**PAGE EXTRACT**
>>

Since 1 January 2024, the gross hourly minimum wage is €11.65 (reference value as at 1 January 2026 adjusted for annual legal revaluation). Any remuneration below this amount is illegal and exposes the employer to criminal penalties.
The payslip: legal obligations and dematerialisation
The employer is legally required to provide a payslip to each employee (art. L.3243-1 of the Labour Code). Since the El Khomri law of 2016, the simplified payslip has become the standard, with a reduced number of lines to improve readability.
In 2026, dematerialisation of payslips is now the dominant practice in companies with more than 50 employees. It is carried out via a certified digital safe, unless the employee expressly objects. This digital shift requires using tools compliant with GDPR (Regulation No. 2016/679) and guaranteeing document integrity. Electronic signature plays a central role here in authenticating transmitted and archived documents.

<<

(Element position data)
>>

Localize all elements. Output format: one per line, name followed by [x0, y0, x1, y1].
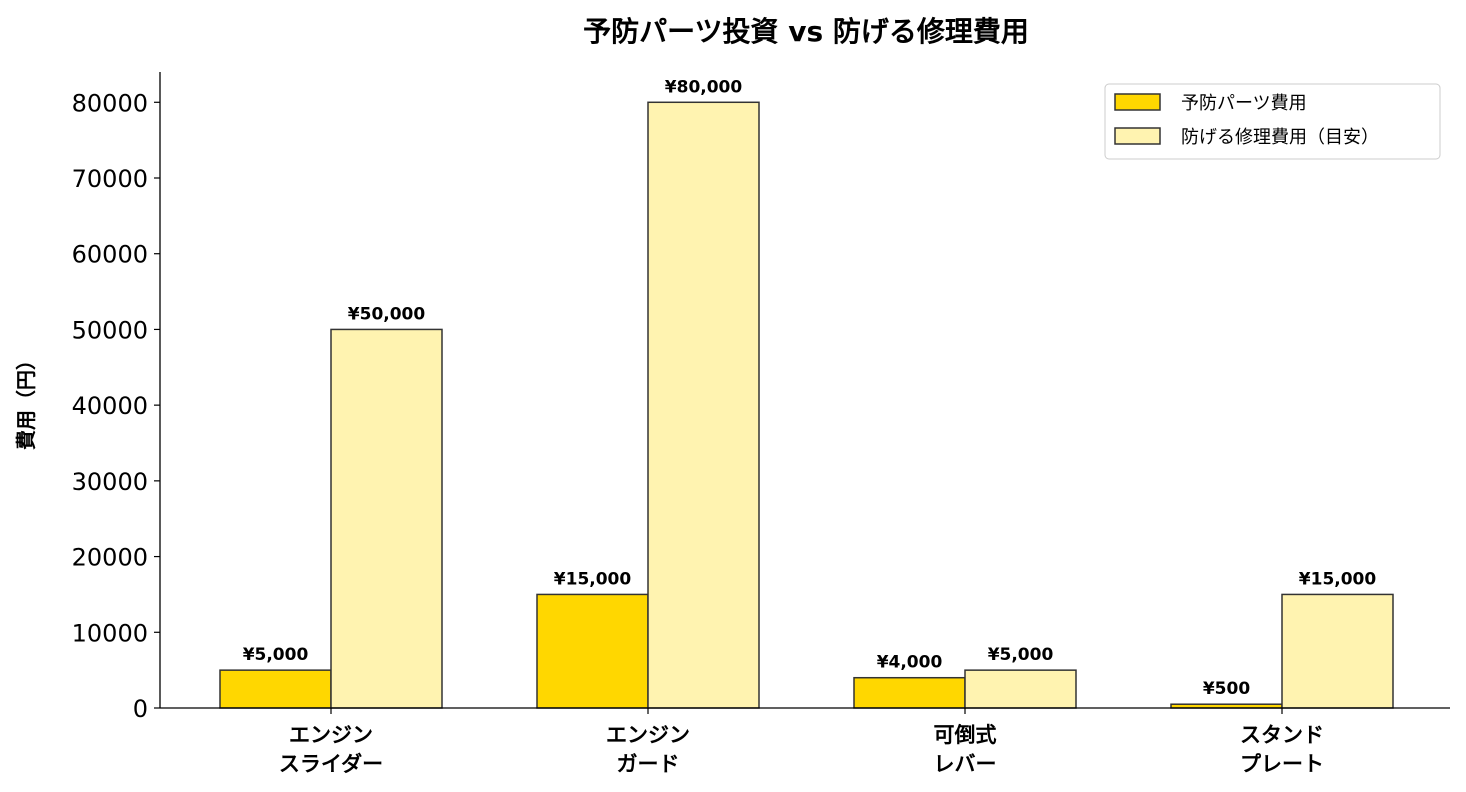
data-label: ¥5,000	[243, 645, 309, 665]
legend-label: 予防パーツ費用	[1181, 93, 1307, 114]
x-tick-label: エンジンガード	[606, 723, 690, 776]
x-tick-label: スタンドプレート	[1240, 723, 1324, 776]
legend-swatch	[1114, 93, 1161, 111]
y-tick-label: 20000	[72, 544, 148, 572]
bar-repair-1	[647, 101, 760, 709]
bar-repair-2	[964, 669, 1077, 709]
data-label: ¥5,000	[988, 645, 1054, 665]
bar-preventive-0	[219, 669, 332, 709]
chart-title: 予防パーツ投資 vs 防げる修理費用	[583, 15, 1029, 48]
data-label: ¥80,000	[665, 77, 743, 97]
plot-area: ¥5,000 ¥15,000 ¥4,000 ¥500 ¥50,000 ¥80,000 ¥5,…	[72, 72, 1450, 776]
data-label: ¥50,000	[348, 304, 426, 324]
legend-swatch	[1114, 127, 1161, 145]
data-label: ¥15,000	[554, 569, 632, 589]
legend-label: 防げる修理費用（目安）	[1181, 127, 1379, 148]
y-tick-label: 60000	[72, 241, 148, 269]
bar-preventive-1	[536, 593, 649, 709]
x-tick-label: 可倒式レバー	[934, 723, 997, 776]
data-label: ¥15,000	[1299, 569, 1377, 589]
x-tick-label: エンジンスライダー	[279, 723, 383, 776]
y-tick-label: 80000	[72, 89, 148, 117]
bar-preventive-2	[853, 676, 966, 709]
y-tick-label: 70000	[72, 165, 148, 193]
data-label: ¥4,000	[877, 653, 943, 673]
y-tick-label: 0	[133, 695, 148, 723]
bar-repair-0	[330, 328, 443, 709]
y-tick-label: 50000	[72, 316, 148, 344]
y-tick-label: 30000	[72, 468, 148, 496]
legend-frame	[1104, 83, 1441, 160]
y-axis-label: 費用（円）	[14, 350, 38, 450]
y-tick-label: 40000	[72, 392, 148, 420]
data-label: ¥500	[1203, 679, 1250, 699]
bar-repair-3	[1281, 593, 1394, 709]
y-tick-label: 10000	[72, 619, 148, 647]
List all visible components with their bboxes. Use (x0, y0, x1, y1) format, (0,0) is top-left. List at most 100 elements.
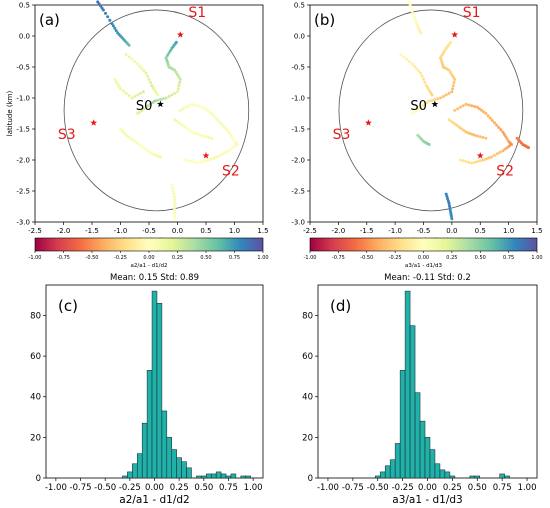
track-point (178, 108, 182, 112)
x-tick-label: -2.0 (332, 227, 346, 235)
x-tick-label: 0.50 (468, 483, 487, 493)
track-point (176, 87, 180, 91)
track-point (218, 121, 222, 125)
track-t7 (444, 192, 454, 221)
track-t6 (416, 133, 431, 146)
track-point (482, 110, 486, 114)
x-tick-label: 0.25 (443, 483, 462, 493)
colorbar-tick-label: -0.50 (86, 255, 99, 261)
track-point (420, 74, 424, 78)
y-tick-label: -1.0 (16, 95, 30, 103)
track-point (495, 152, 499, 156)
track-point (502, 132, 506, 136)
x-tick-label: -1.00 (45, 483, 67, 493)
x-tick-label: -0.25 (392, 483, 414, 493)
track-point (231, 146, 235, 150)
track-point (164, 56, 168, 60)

<<

**TASK 1**
Copy the payslip text from "The payslip: legal" up to and including "to improve readability.".
**TASK 2**
Carry on the payslip text from where it ends.

**RESPONSE 1**
The payslip: legal obligations and dematerialisation
The employer is legally required to provide a payslip to each employee (art. L.3243-1 of the Labour Code). Since the El Khomri law of 2016, the simplified payslip has become the standard, with a reduced number of lines to improve readability.

**RESPONSE 2**
Social contributions and their impact on the payroll bill
The total cost of labour for the employer far exceeds the net salary received by the employee. In France, employer contributions represent on average 40 to 45% of gross salary, including:
- Social security contributions (illness, retirement, unemployment, workplace accidents);
- Professional training contributions (0.55% to 1% depending on workforce size);
- Contributions to supplementary schemes (Agirc-Arrco, insurance);
- Contribution to the National Housing Support Fund (FNAL).
Optimising the payroll bill involves mastering available contribution reductions: general Fillon reduction, apprenticeship scheme, free trade zones exemptions, etc.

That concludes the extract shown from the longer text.